**Given task:**
Transcribe all of the material exactly. Any picture in it should be left out.

Stored items from a collection:

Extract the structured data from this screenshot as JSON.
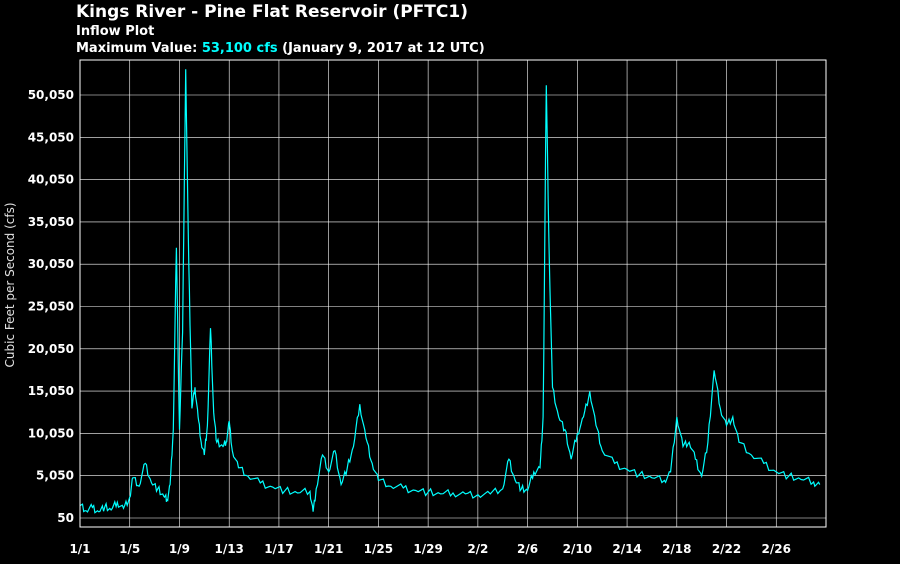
{
  "colors": {
    "background": "#000000",
    "line": "#00ffff",
    "grid": "#ffffff",
    "text": "#ffffff"
  },
  "chart_data": {
    "type": "line",
    "title": "Kings River - Pine Flat Reservoir (PFTC1)",
    "subtitle": "Inflow Plot",
    "max_label": "Maximum Value:",
    "max_value": "53,100 cfs",
    "max_when": "(January 9, 2017 at 12 UTC)",
    "xlabel": "",
    "ylabel": "Cubic Feet per Second (cfs)",
    "x_domain": [
      "2017-01-01",
      "2017-03-02"
    ],
    "ylim": [
      50,
      50050
    ],
    "x_ticks": [
      "1/1",
      "1/5",
      "1/9",
      "1/13",
      "1/17",
      "1/21",
      "1/25",
      "1/29",
      "2/2",
      "2/6",
      "2/10",
      "2/14",
      "2/18",
      "2/22",
      "2/26"
    ],
    "y_ticks": [
      "50",
      "5,050",
      "10,050",
      "15,050",
      "20,050",
      "25,050",
      "30,050",
      "35,050",
      "40,050",
      "45,050",
      "50,050"
    ],
    "grid": true,
    "series": [
      {
        "values": [
          [
            "2017-01-01T00",
            1500
          ],
          [
            "2017-01-01T12",
            900
          ],
          [
            "2017-01-02T00",
            1300
          ],
          [
            "2017-01-02T12",
            800
          ],
          [
            "2017-01-03T00",
            1400
          ],
          [
            "2017-01-03T12",
            1000
          ],
          [
            "2017-01-04T00",
            1900
          ],
          [
            "2017-01-04T12",
            1200
          ],
          [
            "2017-01-05T00",
            2500
          ],
          [
            "2017-01-05T06",
            4800
          ],
          [
            "2017-01-05T18",
            3800
          ],
          [
            "2017-01-06T06",
            6500
          ],
          [
            "2017-01-06T18",
            4200
          ],
          [
            "2017-01-07T06",
            3500
          ],
          [
            "2017-01-07T18",
            2600
          ],
          [
            "2017-01-08T00",
            2200
          ],
          [
            "2017-01-08T06",
            4000
          ],
          [
            "2017-01-08T12",
            10500
          ],
          [
            "2017-01-08T18",
            32000
          ],
          [
            "2017-01-09T00",
            10500
          ],
          [
            "2017-01-09T06",
            22000
          ],
          [
            "2017-01-09T12",
            53100
          ],
          [
            "2017-01-09T18",
            30000
          ],
          [
            "2017-01-10T00",
            13000
          ],
          [
            "2017-01-10T06",
            15500
          ],
          [
            "2017-01-10T12",
            12000
          ],
          [
            "2017-01-10T18",
            9000
          ],
          [
            "2017-01-11T00",
            7500
          ],
          [
            "2017-01-11T06",
            11000
          ],
          [
            "2017-01-11T12",
            22500
          ],
          [
            "2017-01-11T18",
            12500
          ],
          [
            "2017-01-12T00",
            9000
          ],
          [
            "2017-01-12T12",
            8500
          ],
          [
            "2017-01-12T18",
            9000
          ],
          [
            "2017-01-13T00",
            11500
          ],
          [
            "2017-01-13T06",
            8000
          ],
          [
            "2017-01-13T18",
            6000
          ],
          [
            "2017-01-14T12",
            5000
          ],
          [
            "2017-01-15T12",
            4200
          ],
          [
            "2017-01-16T12",
            3700
          ],
          [
            "2017-01-17T12",
            3300
          ],
          [
            "2017-01-18T12",
            3000
          ],
          [
            "2017-01-19T12",
            3200
          ],
          [
            "2017-01-19T18",
            800
          ],
          [
            "2017-01-20T00",
            3500
          ],
          [
            "2017-01-20T12",
            7500
          ],
          [
            "2017-01-21T00",
            5500
          ],
          [
            "2017-01-21T12",
            8000
          ],
          [
            "2017-01-22T00",
            4000
          ],
          [
            "2017-01-22T12",
            6000
          ],
          [
            "2017-01-23T00",
            8500
          ],
          [
            "2017-01-23T12",
            13500
          ],
          [
            "2017-01-24T00",
            9500
          ],
          [
            "2017-01-24T12",
            6500
          ],
          [
            "2017-01-25T00",
            4500
          ],
          [
            "2017-01-26T00",
            3800
          ],
          [
            "2017-01-27T00",
            3600
          ],
          [
            "2017-01-28T00",
            3300
          ],
          [
            "2017-01-29T00",
            3100
          ],
          [
            "2017-01-30T00",
            2900
          ],
          [
            "2017-01-31T00",
            3000
          ],
          [
            "2017-02-01T00",
            2900
          ],
          [
            "2017-02-02T00",
            2800
          ],
          [
            "2017-02-03T00",
            2900
          ],
          [
            "2017-02-04T00",
            3500
          ],
          [
            "2017-02-04T12",
            7000
          ],
          [
            "2017-02-05T00",
            4500
          ],
          [
            "2017-02-05T12",
            3500
          ],
          [
            "2017-02-06T00",
            3300
          ],
          [
            "2017-02-06T12",
            5500
          ],
          [
            "2017-02-07T00",
            6000
          ],
          [
            "2017-02-07T06",
            12000
          ],
          [
            "2017-02-07T12",
            51200
          ],
          [
            "2017-02-07T18",
            30000
          ],
          [
            "2017-02-08T00",
            15500
          ],
          [
            "2017-02-08T12",
            12000
          ],
          [
            "2017-02-09T00",
            10500
          ],
          [
            "2017-02-09T12",
            7000
          ],
          [
            "2017-02-10T00",
            10000
          ],
          [
            "2017-02-10T12",
            12000
          ],
          [
            "2017-02-11T00",
            15000
          ],
          [
            "2017-02-11T12",
            11000
          ],
          [
            "2017-02-12T00",
            8000
          ],
          [
            "2017-02-13T00",
            6500
          ],
          [
            "2017-02-14T00",
            5800
          ],
          [
            "2017-02-15T00",
            5200
          ],
          [
            "2017-02-16T00",
            4800
          ],
          [
            "2017-02-17T00",
            4500
          ],
          [
            "2017-02-17T12",
            5500
          ],
          [
            "2017-02-18T00",
            12000
          ],
          [
            "2017-02-18T12",
            8500
          ],
          [
            "2017-02-19T00",
            9000
          ],
          [
            "2017-02-19T12",
            7000
          ],
          [
            "2017-02-20T00",
            5000
          ],
          [
            "2017-02-20T12",
            9000
          ],
          [
            "2017-02-21T00",
            17500
          ],
          [
            "2017-02-21T12",
            13000
          ],
          [
            "2017-02-22T00",
            11000
          ],
          [
            "2017-02-22T12",
            12000
          ],
          [
            "2017-02-23T00",
            9000
          ],
          [
            "2017-02-24T00",
            7500
          ],
          [
            "2017-02-25T00",
            6500
          ],
          [
            "2017-02-26T00",
            5500
          ],
          [
            "2017-02-27T00",
            5000
          ],
          [
            "2017-02-28T00",
            4600
          ],
          [
            "2017-03-01T00",
            4300
          ],
          [
            "2017-03-01T12",
            4000
          ]
        ]
      }
    ]
  }
}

**Solution for this problem:**
Extract the structured data from this screenshot as JSON.
{
  "colors": {
    "background": "#000000",
    "line": "#00ffff",
    "grid": "#ffffff",
    "text": "#ffffff"
  },
  "chart_data": {
    "type": "line",
    "title": "Kings River - Pine Flat Reservoir (PFTC1)",
    "subtitle": "Inflow Plot",
    "max_label": "Maximum Value:",
    "max_value": "53,100 cfs",
    "max_when": "(January 9, 2017 at 12 UTC)",
    "xlabel": "",
    "ylabel": "Cubic Feet per Second (cfs)",
    "x_domain": [
      "2017-01-01",
      "2017-03-02"
    ],
    "ylim": [
      50,
      50050
    ],
    "x_ticks": [
      "1/1",
      "1/5",
      "1/9",
      "1/13",
      "1/17",
      "1/21",
      "1/25",
      "1/29",
      "2/2",
      "2/6",
      "2/10",
      "2/14",
      "2/18",
      "2/22",
      "2/26"
    ],
    "y_ticks": [
      "50",
      "5,050",
      "10,050",
      "15,050",
      "20,050",
      "25,050",
      "30,050",
      "35,050",
      "40,050",
      "45,050",
      "50,050"
    ],
    "grid": true,
    "series": [
      {
        "values": [
          [
            "2017-01-01T00",
            1500
          ],
          [
            "2017-01-01T12",
            900
          ],
          [
            "2017-01-02T00",
            1300
          ],
          [
            "2017-01-02T12",
            800
          ],
          [
            "2017-01-03T00",
            1400
          ],
          [
            "2017-01-03T12",
            1000
          ],
          [
            "2017-01-04T00",
            1900
          ],
          [
            "2017-01-04T12",
            1200
          ],
          [
            "2017-01-05T00",
            2500
          ],
          [
            "2017-01-05T06",
            4800
          ],
          [
            "2017-01-05T18",
            3800
          ],
          [
            "2017-01-06T06",
            6500
          ],
          [
            "2017-01-06T18",
            4200
          ],
          [
            "2017-01-07T06",
            3500
          ],
          [
            "2017-01-07T18",
            2600
          ],
          [
            "2017-01-08T00",
            2200
          ],
          [
            "2017-01-08T06",
            4000
          ],
          [
            "2017-01-08T12",
            10500
          ],
          [
            "2017-01-08T18",
            32000
          ],
          [
            "2017-01-09T00",
            10500
          ],
          [
            "2017-01-09T06",
            22000
          ],
          [
            "2017-01-09T12",
            53100
          ],
          [
            "2017-01-09T18",
            30000
          ],
          [
            "2017-01-10T00",
            13000
          ],
          [
            "2017-01-10T06",
            15500
          ],
          [
            "2017-01-10T12",
            12000
          ],
          [
            "2017-01-10T18",
            9000
          ],
          [
            "2017-01-11T00",
            7500
          ],
          [
            "2017-01-11T06",
            11000
          ],
          [
            "2017-01-11T12",
            22500
          ],
          [
            "2017-01-11T18",
            12500
          ],
          [
            "2017-01-12T00",
            9000
          ],
          [
            "2017-01-12T12",
            8500
          ],
          [
            "2017-01-12T18",
            9000
          ],
          [
            "2017-01-13T00",
            11500
          ],
          [
            "2017-01-13T06",
            8000
          ],
          [
            "2017-01-13T18",
            6000
          ],
          [
            "2017-01-14T12",
            5000
          ],
          [
            "2017-01-15T12",
            4200
          ],
          [
            "2017-01-16T12",
            3700
          ],
          [
            "2017-01-17T12",
            3300
          ],
          [
            "2017-01-18T12",
            3000
          ],
          [
            "2017-01-19T12",
            3200
          ],
          [
            "2017-01-19T18",
            800
          ],
          [
            "2017-01-20T00",
            3500
          ],
          [
            "2017-01-20T12",
            7500
          ],
          [
            "2017-01-21T00",
            5500
          ],
          [
            "2017-01-21T12",
            8000
          ],
          [
            "2017-01-22T00",
            4000
          ],
          [
            "2017-01-22T12",
            6000
          ],
          [
            "2017-01-23T00",
            8500
          ],
          [
            "2017-01-23T12",
            13500
          ],
          [
            "2017-01-24T00",
            9500
          ],
          [
            "2017-01-24T12",
            6500
          ],
          [
            "2017-01-25T00",
            4500
          ],
          [
            "2017-01-26T00",
            3800
          ],
          [
            "2017-01-27T00",
            3600
          ],
          [
            "2017-01-28T00",
            3300
          ],
          [
            "2017-01-29T00",
            3100
          ],
          [
            "2017-01-30T00",
            2900
          ],
          [
            "2017-01-31T00",
            3000
          ],
          [
            "2017-02-01T00",
            2900
          ],
          [
            "2017-02-02T00",
            2800
          ],
          [
            "2017-02-03T00",
            2900
          ],
          [
            "2017-02-04T00",
            3500
          ],
          [
            "2017-02-04T12",
            7000
          ],
          [
            "2017-02-05T00",
            4500
          ],
          [
            "2017-02-05T12",
            3500
          ],
          [
            "2017-02-06T00",
            3300
          ],
          [
            "2017-02-06T12",
            5500
          ],
          [
            "2017-02-07T00",
            6000
          ],
          [
            "2017-02-07T06",
            12000
          ],
          [
            "2017-02-07T12",
            51200
          ],
          [
            "2017-02-07T18",
            30000
          ],
          [
            "2017-02-08T00",
            15500
          ],
          [
            "2017-02-08T12",
            12000
          ],
          [
            "2017-02-09T00",
            10500
          ],
          [
            "2017-02-09T12",
            7000
          ],
          [
            "2017-02-10T00",
            10000
          ],
          [
            "2017-02-10T12",
            12000
          ],
          [
            "2017-02-11T00",
            15000
          ],
          [
            "2017-02-11T12",
            11000
          ],
          [
            "2017-02-12T00",
            8000
          ],
          [
            "2017-02-13T00",
            6500
          ],
          [
            "2017-02-14T00",
            5800
          ],
          [
            "2017-02-15T00",
            5200
          ],
          [
            "2017-02-16T00",
            4800
          ],
          [
            "2017-02-17T00",
            4500
          ],
          [
            "2017-02-17T12",
            5500
          ],
          [
            "2017-02-18T00",
            12000
          ],
          [
            "2017-02-18T12",
            8500
          ],
          [
            "2017-02-19T00",
            9000
          ],
          [
            "2017-02-19T12",
            7000
          ],
          [
            "2017-02-20T00",
            5000
          ],
          [
            "2017-02-20T12",
            9000
          ],
          [
            "2017-02-21T00",
            17500
          ],
          [
            "2017-02-21T12",
            13000
          ],
          [
            "2017-02-22T00",
            11000
          ],
          [
            "2017-02-22T12",
            12000
          ],
          [
            "2017-02-23T00",
            9000
          ],
          [
            "2017-02-24T00",
            7500
          ],
          [
            "2017-02-25T00",
            6500
          ],
          [
            "2017-02-26T00",
            5500
          ],
          [
            "2017-02-27T00",
            5000
          ],
          [
            "2017-02-28T00",
            4600
          ],
          [
            "2017-03-01T00",
            4300
          ],
          [
            "2017-03-01T12",
            4000
          ]
        ]
      }
    ]
  }
}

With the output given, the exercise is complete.